# OBJECTIVE:
Please put the records into a Markdown table with the columns "Row" and "Line text," starting at the beginning of the records and ending at the line containing "The container 3 is at (62, 392).". Include that line, number each row, and leave out blank lines.

# DATASET CONTENT:
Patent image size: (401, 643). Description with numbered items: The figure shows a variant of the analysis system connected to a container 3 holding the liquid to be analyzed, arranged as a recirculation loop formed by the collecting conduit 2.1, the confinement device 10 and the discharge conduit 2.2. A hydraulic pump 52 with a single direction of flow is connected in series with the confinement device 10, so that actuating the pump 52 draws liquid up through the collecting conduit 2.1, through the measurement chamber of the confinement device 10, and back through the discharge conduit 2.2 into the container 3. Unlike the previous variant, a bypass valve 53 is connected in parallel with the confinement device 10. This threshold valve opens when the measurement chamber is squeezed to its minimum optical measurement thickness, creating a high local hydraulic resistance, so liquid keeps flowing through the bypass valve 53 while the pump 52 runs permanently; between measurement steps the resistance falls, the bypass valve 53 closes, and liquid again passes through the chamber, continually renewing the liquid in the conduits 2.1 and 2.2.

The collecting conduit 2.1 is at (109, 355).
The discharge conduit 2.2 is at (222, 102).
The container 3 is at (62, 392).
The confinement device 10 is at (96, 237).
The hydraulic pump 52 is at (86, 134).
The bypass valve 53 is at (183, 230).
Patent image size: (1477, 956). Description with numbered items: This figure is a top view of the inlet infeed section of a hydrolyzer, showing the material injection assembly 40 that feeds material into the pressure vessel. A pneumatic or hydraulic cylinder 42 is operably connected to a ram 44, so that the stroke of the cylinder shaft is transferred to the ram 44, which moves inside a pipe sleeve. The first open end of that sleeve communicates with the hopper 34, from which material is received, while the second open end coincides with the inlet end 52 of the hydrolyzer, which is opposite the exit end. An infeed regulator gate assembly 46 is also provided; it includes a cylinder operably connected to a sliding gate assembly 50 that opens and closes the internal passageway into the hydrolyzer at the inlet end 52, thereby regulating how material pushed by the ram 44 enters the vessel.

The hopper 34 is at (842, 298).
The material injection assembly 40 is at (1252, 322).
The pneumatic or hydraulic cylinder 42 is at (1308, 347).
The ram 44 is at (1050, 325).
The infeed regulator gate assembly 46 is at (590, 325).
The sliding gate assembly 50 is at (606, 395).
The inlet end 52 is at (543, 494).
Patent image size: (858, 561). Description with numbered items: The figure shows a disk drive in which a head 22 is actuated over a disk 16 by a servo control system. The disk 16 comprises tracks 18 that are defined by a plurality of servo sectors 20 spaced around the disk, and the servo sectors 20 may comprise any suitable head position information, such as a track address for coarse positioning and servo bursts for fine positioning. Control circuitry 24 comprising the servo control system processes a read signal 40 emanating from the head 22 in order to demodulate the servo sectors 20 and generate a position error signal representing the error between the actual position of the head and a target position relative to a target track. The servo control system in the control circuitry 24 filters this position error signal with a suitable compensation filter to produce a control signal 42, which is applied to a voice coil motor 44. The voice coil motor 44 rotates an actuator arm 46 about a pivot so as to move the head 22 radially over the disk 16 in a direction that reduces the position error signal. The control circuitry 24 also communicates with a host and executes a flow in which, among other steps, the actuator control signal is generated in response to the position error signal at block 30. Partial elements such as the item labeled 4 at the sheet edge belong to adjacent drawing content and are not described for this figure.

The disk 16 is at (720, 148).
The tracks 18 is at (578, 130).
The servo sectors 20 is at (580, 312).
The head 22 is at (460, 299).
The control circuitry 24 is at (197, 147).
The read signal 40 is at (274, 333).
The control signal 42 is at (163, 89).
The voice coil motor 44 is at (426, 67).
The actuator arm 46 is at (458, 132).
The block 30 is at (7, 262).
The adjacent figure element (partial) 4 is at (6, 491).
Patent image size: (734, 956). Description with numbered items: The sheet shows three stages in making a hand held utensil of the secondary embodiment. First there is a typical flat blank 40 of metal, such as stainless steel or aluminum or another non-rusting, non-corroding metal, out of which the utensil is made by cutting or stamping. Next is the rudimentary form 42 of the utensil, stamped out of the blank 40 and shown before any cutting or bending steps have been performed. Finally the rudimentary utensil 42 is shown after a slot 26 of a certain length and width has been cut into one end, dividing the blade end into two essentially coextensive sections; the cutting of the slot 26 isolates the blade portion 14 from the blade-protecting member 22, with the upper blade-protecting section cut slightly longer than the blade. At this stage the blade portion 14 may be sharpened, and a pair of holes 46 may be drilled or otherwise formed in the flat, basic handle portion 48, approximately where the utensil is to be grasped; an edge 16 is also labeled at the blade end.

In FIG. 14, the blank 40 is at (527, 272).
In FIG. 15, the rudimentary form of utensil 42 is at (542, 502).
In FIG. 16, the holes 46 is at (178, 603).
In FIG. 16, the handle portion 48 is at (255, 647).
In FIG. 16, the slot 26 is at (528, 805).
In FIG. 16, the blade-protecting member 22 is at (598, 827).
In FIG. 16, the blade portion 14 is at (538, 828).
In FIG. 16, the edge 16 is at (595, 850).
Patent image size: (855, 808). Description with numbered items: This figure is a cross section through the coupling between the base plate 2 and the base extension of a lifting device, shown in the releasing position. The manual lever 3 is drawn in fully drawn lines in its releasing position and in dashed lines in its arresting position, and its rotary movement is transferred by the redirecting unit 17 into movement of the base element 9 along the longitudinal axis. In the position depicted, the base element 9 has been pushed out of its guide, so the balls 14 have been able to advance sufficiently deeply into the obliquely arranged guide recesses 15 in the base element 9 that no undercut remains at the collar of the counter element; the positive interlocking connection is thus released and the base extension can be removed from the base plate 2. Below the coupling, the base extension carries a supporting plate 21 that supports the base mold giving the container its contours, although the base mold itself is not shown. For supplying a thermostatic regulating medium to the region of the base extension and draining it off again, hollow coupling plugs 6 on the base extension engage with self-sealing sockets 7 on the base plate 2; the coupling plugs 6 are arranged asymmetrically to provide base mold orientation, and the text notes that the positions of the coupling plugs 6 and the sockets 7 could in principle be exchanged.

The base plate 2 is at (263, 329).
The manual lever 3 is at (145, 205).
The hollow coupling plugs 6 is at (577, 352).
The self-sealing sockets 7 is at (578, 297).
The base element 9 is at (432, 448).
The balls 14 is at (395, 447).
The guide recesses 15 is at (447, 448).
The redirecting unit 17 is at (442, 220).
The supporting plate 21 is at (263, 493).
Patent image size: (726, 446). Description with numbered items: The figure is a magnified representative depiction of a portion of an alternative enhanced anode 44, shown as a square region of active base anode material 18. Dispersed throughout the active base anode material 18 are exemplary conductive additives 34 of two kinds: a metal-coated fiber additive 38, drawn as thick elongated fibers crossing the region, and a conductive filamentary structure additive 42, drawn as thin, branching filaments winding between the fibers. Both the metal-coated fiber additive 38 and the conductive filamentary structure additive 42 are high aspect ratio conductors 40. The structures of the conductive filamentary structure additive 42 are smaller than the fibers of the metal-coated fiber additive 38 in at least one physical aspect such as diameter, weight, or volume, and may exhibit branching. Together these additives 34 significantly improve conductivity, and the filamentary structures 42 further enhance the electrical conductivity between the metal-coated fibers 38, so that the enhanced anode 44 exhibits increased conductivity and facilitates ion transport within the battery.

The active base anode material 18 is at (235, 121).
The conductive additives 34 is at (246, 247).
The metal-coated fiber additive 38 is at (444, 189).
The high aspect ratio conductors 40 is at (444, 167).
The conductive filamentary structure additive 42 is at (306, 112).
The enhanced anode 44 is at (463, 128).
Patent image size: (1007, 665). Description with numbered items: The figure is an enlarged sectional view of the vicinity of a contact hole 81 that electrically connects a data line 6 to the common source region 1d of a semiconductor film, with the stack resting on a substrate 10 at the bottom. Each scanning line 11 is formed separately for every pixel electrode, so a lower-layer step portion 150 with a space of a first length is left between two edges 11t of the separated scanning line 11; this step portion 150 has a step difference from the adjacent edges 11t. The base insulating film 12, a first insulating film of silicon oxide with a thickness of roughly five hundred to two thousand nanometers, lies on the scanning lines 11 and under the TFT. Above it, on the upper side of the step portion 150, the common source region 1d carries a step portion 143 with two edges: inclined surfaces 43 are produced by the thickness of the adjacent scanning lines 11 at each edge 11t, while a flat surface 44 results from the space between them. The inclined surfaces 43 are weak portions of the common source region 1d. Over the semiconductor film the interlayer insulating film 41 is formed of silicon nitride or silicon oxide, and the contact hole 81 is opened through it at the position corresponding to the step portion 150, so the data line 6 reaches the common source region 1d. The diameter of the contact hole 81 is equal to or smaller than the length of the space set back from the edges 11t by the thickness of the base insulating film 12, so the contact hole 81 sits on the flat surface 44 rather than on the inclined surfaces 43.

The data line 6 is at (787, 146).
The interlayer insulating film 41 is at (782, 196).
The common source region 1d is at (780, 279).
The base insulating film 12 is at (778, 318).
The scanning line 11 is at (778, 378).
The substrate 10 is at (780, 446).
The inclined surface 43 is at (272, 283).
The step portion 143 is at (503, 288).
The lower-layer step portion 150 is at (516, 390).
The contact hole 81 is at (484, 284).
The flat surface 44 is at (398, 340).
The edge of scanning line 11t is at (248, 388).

# EXERCISE RESULT:
| Row | Line text |
|---|---|
| 1 | Patent image size: (401, 643). Description with numbered items: The figure shows a variant of the analysis system connected to a container 3 holding the liquid to be analyzed, arranged as a recirculation loop formed by the collecting conduit 2.1, the confinement device 10 and the discharge conduit 2.2. A hydraulic pump 52 with a single direction of flow is connected in series with the confinement device 10, so that actuating the pump 52 draws liquid up through the collecting conduit 2.1, through the measurement chamber of the confinement device 10, and back through the discharge conduit 2.2 into the container 3. Unlike the previous variant, a bypass valve 53 is connected in parallel with the confinement device 10. This threshold valve opens when the measurement chamber is squeezed to its minimum optical measurement thickness, creating a high local hydraulic resistance, so liquid keeps flowing through the bypass valve 53 while the pump 52 runs permanently; between measurement steps the resistance falls, the bypass valve 53 closes, and liquid again passes through the chamber, continually renewing the liquid in the conduits 2.1 and 2.2. |
| 2 | The collecting conduit 2.1 is at (109, 355). |
| 3 | The discharge conduit 2.2 is at (222, 102). |
| 4 | The container 3 is at (62, 392). |